**Exercise aim:** Give every line back verbatim, dropping all images.

[Stored items from a collection]
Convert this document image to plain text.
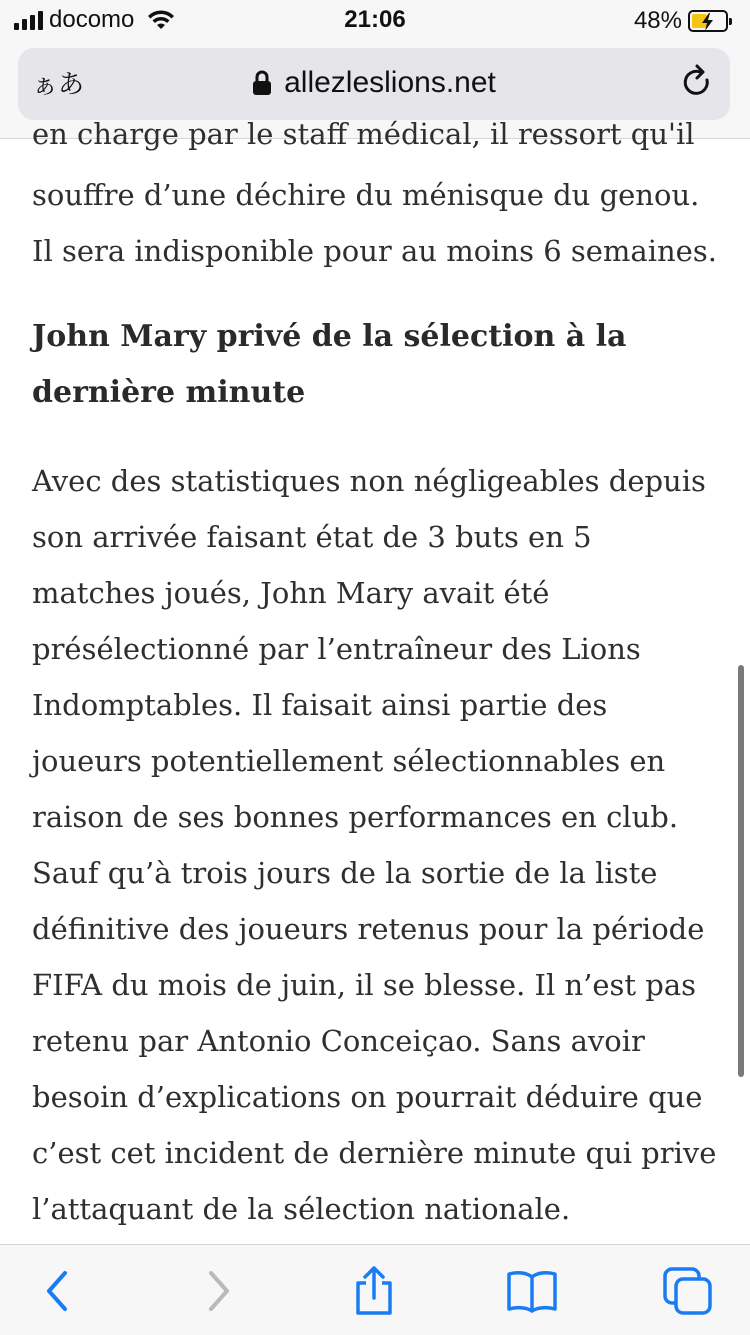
docomo	21:06	48%
ぁあ	allezleslions.net
en charge par le staff médical, il ressort qu'il

souffre d’une déchire du ménisque du genou. Il sera indisponible pour au moins 6 semaines.

John Mary privé de la sélection à la dernière minute

Avec des statistiques non négligeables depuis son arrivée faisant état de 3 buts en 5 matches joués, John Mary avait été présélectionné par l’entraîneur des Lions Indomptables. Il faisait ainsi partie des joueurs potentiellement sélectionnables en raison de ses bonnes performances en club. Sauf qu’à trois jours de la sortie de la liste définitive des joueurs retenus pour la période FIFA du mois de juin, il se blesse. Il n’est pas retenu par Antonio Conceiçao. Sans avoir besoin d’explications on pourrait déduire que c’est cet incident de dernière minute qui prive l’attaquant de la sélection nationale.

**Solution for this problem:**
Convert this document image to plain text.
docomo	21:06	48%
ぁあ	allezleslions.net
en charge par le staff médical, il ressort qu'il

souffre d’une déchire du ménisque du genou. Il sera indisponible pour au moins 6 semaines.

John Mary privé de la sélection à la dernière minute

Avec des statistiques non négligeables depuis son arrivée faisant état de 3 buts en 5 matches joués, John Mary avait été présélectionné par l’entraîneur des Lions Indomptables. Il faisait ainsi partie des joueurs potentiellement sélectionnables en raison de ses bonnes performances en club. Sauf qu’à trois jours de la sortie de la liste définitive des joueurs retenus pour la période FIFA du mois de juin, il se blesse. Il n’est pas retenu par Antonio Conceiçao. Sans avoir besoin d’explications on pourrait déduire que c’est cet incident de dernière minute qui prive l’attaquant de la sélection nationale.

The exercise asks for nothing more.